*Written problem*. Copy the records below word for word, starting at the first line and ending with the line that contains "checkbox[interactable]: [470, 430, 481, 441]".

*Dataset excerpts*.
......

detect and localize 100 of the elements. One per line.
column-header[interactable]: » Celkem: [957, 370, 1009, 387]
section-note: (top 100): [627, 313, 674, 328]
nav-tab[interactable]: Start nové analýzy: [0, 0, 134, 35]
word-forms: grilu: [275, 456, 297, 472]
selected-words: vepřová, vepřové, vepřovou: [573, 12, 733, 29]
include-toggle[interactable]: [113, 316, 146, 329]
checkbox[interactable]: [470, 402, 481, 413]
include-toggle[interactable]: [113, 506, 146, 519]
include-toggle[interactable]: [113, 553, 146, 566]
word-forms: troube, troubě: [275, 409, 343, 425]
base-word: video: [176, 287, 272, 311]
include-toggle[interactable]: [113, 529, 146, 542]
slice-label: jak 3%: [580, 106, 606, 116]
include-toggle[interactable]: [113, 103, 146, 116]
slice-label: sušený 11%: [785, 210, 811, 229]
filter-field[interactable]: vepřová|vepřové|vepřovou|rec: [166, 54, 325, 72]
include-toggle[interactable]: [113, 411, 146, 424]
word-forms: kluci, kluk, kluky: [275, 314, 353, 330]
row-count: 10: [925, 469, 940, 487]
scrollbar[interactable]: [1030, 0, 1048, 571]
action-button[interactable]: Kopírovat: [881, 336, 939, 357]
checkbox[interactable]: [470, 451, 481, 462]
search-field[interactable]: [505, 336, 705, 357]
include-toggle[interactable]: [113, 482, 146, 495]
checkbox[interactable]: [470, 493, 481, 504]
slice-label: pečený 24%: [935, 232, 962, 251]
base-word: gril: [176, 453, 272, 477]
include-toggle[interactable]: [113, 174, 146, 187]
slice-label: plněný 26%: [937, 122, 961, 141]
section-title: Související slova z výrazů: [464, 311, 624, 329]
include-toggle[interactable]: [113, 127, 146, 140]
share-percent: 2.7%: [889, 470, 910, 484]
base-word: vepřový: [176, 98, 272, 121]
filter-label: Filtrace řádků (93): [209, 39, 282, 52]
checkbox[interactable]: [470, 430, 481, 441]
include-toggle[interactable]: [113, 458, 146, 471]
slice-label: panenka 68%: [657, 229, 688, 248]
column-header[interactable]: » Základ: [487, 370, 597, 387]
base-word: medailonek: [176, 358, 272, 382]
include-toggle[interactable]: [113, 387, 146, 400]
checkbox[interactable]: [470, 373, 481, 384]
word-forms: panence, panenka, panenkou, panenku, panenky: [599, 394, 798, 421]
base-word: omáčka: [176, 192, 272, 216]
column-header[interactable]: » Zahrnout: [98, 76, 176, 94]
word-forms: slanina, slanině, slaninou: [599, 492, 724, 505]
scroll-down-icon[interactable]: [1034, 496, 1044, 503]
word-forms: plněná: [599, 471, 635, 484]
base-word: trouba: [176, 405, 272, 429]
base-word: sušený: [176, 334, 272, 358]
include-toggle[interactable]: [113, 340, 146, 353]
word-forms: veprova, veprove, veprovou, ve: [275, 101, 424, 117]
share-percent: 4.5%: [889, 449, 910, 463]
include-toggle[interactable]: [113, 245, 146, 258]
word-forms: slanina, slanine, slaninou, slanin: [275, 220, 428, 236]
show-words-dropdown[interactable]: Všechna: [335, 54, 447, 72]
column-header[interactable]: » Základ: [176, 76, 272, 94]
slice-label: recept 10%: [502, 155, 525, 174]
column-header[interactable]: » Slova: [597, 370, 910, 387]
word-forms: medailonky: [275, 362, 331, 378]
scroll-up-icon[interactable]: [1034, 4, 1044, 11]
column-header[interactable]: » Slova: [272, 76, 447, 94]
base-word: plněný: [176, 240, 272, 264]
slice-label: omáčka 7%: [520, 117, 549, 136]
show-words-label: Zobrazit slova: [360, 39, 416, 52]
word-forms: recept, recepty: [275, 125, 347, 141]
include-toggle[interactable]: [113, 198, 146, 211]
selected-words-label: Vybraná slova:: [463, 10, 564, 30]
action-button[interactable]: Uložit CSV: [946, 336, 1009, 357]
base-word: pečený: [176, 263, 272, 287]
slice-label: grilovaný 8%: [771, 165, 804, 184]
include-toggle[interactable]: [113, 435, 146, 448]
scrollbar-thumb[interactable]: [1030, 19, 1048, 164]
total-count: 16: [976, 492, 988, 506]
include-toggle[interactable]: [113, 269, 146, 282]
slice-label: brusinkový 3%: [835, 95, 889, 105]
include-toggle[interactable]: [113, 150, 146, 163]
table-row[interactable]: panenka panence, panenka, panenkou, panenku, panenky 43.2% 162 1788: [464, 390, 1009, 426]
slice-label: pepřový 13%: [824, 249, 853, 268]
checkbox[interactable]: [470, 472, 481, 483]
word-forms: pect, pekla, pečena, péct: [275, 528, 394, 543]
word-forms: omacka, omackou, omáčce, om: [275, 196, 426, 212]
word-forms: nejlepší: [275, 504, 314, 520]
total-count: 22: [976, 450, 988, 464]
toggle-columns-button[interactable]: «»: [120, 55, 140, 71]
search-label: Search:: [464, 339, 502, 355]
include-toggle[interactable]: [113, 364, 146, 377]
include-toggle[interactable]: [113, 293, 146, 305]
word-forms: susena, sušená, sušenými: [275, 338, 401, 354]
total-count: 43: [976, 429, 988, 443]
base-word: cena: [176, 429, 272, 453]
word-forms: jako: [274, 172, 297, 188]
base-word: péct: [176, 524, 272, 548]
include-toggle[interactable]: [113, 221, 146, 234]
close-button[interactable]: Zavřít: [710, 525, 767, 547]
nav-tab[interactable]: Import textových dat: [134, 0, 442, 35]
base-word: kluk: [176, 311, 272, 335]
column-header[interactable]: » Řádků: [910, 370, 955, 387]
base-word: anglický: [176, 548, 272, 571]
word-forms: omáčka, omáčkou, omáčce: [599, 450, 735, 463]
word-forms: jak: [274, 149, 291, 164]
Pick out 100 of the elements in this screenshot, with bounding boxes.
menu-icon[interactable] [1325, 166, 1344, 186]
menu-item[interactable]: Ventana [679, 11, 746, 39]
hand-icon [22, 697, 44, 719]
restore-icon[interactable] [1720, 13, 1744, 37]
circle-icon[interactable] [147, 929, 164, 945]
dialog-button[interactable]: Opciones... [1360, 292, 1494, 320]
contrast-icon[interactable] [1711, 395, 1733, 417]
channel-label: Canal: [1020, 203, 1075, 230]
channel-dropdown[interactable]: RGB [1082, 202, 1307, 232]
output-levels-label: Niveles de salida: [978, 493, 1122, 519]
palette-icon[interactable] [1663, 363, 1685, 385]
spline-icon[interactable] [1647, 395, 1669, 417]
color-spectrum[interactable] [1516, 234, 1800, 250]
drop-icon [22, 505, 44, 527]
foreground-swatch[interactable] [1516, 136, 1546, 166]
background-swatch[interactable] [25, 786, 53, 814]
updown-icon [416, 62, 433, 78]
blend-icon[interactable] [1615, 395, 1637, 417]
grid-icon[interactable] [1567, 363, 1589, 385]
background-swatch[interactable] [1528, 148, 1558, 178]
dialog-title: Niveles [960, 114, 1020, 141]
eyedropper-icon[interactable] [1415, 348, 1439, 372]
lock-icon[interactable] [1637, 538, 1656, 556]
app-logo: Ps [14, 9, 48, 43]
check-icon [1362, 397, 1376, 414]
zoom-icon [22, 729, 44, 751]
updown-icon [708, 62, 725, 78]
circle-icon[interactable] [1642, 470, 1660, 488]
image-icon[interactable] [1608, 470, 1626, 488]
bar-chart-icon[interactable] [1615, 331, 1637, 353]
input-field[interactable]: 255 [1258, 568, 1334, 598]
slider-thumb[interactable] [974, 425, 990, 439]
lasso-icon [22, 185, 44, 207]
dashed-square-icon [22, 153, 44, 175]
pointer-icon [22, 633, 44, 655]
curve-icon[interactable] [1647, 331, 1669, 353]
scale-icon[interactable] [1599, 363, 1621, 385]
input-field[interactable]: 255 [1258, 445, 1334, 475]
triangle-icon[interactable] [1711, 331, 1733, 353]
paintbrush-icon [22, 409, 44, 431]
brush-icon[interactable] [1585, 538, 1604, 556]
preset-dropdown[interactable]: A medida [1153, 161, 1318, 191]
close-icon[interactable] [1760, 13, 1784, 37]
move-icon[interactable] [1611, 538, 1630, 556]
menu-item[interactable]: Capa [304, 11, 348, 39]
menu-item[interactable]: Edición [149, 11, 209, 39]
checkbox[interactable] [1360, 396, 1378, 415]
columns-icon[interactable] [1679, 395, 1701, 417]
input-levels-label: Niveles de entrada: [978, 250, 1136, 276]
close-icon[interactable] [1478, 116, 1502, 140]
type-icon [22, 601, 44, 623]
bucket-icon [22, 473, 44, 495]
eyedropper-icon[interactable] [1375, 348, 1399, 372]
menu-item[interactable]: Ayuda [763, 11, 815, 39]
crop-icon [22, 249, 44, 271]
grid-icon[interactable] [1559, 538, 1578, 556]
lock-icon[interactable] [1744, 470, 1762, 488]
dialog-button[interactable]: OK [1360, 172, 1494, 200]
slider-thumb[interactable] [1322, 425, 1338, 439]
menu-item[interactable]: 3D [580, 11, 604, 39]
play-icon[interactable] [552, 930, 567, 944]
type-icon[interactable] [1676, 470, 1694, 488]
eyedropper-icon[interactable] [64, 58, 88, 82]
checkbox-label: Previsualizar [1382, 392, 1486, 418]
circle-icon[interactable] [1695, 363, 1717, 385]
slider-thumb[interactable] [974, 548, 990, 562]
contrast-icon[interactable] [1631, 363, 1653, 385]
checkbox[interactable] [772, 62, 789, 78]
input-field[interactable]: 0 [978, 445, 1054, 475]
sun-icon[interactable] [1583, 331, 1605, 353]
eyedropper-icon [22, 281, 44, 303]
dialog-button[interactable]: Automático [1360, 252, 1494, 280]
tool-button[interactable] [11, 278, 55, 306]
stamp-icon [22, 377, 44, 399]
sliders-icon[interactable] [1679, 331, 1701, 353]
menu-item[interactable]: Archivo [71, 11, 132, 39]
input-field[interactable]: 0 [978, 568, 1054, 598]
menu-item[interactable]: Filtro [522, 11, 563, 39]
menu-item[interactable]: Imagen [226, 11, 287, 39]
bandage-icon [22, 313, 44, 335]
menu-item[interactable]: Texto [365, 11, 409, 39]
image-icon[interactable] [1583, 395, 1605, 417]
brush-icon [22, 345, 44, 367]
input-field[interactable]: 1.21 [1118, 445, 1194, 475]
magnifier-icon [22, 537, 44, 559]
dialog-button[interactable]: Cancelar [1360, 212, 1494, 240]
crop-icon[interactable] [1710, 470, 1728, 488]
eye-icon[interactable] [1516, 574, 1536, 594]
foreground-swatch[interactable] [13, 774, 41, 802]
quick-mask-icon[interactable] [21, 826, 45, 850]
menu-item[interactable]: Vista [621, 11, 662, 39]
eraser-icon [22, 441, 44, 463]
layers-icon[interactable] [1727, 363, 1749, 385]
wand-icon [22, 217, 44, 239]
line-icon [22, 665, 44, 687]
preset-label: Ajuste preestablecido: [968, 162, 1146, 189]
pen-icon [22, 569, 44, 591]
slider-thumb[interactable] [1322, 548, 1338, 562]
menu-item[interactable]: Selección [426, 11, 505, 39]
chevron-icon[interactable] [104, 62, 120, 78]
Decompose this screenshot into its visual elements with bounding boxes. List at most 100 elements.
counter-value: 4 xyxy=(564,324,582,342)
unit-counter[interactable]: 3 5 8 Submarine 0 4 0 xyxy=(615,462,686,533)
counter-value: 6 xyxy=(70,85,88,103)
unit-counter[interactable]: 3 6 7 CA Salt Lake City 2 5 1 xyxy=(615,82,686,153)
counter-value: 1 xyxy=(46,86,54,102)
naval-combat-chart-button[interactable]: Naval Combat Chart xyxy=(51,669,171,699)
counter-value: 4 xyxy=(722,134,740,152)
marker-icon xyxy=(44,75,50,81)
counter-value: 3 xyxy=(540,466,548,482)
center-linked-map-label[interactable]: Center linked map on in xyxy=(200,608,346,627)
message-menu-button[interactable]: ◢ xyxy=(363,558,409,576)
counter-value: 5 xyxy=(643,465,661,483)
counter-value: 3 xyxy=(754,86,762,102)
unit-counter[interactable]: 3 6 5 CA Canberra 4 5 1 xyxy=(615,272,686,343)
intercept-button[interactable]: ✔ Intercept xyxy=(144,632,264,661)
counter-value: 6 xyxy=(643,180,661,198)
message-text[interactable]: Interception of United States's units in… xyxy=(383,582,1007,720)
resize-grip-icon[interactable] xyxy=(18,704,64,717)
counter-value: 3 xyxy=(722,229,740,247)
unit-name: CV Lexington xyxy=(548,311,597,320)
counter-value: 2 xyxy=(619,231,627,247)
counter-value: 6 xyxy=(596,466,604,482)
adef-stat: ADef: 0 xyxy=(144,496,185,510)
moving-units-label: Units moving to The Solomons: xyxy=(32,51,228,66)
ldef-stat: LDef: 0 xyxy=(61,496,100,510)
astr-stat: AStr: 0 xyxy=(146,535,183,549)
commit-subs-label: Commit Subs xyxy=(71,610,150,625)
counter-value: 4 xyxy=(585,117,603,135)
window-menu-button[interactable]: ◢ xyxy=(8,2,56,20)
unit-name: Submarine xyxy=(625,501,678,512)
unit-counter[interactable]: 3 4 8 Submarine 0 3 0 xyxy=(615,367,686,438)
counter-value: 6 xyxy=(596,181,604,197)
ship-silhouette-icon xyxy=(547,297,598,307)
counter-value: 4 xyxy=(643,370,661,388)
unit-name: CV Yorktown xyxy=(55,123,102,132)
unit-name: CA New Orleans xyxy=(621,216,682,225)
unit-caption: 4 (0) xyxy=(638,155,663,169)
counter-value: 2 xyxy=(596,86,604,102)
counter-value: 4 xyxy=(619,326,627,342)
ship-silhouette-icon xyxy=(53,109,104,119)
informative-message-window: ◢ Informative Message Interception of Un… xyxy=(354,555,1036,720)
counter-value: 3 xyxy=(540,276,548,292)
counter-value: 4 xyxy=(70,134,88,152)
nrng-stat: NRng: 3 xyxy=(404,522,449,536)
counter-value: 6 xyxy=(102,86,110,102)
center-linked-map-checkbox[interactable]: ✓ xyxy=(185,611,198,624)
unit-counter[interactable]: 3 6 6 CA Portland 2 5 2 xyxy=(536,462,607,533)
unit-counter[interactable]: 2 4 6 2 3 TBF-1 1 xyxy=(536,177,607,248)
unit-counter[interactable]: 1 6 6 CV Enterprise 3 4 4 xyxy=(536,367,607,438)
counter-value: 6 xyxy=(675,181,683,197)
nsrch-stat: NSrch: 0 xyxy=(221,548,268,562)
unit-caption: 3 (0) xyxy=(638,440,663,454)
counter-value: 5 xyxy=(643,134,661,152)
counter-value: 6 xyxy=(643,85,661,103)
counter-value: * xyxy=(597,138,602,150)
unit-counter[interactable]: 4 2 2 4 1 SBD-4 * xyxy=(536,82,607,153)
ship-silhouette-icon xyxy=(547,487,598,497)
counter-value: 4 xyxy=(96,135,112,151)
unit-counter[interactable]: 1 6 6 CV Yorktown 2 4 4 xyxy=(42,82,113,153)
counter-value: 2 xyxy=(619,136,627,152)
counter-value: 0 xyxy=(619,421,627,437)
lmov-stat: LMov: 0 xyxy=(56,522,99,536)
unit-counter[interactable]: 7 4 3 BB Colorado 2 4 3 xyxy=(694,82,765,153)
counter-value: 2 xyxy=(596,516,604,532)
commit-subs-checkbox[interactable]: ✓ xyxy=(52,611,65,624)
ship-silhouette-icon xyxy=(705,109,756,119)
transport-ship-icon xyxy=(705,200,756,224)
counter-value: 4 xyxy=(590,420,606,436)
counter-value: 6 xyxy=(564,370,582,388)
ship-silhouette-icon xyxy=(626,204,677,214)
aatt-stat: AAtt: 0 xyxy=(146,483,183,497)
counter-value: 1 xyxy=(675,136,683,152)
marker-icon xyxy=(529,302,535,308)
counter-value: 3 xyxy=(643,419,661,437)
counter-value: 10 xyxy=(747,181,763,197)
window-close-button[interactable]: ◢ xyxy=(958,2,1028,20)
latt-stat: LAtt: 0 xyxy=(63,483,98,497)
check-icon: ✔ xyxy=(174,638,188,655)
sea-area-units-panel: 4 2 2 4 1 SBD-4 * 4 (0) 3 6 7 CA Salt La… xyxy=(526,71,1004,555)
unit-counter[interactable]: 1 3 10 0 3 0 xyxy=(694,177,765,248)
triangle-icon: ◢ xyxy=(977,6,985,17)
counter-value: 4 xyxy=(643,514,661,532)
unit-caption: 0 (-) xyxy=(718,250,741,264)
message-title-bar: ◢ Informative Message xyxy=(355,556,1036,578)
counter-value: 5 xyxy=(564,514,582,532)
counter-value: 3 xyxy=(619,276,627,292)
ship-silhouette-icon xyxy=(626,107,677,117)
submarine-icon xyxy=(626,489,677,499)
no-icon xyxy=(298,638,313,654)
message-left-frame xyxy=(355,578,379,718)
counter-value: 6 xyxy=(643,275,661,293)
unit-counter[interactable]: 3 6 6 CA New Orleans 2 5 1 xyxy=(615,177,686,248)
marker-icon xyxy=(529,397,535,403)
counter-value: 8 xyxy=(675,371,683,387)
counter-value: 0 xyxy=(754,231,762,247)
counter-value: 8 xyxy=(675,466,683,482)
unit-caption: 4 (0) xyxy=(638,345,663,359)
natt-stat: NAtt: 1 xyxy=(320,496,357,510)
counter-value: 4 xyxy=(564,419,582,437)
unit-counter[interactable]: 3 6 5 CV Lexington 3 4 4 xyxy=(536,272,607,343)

......

*Response to this task*.
detect and localize 100 of the elements. One per line.
column-header[interactable]: » Celkem: [957, 370, 1009, 387]
section-note: (top 100): [627, 313, 674, 328]
nav-tab[interactable]: Start nové analýzy: [0, 0, 134, 35]
word-forms: grilu: [275, 456, 297, 472]
selected-words: vepřová, vepřové, vepřovou: [573, 12, 733, 29]
include-toggle[interactable]: [113, 316, 146, 329]
checkbox[interactable]: [470, 402, 481, 413]
include-toggle[interactable]: [113, 506, 146, 519]
include-toggle[interactable]: [113, 553, 146, 566]
word-forms: troube, troubě: [275, 409, 343, 425]
base-word: video: [176, 287, 272, 311]
include-toggle[interactable]: [113, 529, 146, 542]
slice-label: jak 3%: [580, 106, 606, 116]
include-toggle[interactable]: [113, 103, 146, 116]
slice-label: sušený 11%: [785, 210, 811, 229]
filter-field[interactable]: vepřová|vepřové|vepřovou|rec: [166, 54, 325, 72]
include-toggle[interactable]: [113, 411, 146, 424]
word-forms: kluci, kluk, kluky: [275, 314, 353, 330]
row-count: 10: [925, 469, 940, 487]
scrollbar[interactable]: [1030, 0, 1048, 571]
action-button[interactable]: Kopírovat: [881, 336, 939, 357]
checkbox[interactable]: [470, 451, 481, 462]
search-field[interactable]: [505, 336, 705, 357]
include-toggle[interactable]: [113, 482, 146, 495]
checkbox[interactable]: [470, 493, 481, 504]
slice-label: pečený 24%: [935, 232, 962, 251]
base-word: gril: [176, 453, 272, 477]
include-toggle[interactable]: [113, 174, 146, 187]
slice-label: plněný 26%: [937, 122, 961, 141]
section-title: Související slova z výrazů: [464, 311, 624, 329]
include-toggle[interactable]: [113, 127, 146, 140]
share-percent: 2.7%: [889, 470, 910, 484]
base-word: vepřový: [176, 98, 272, 121]
filter-label: Filtrace řádků (93): [209, 39, 282, 52]
checkbox[interactable]: [470, 430, 481, 441]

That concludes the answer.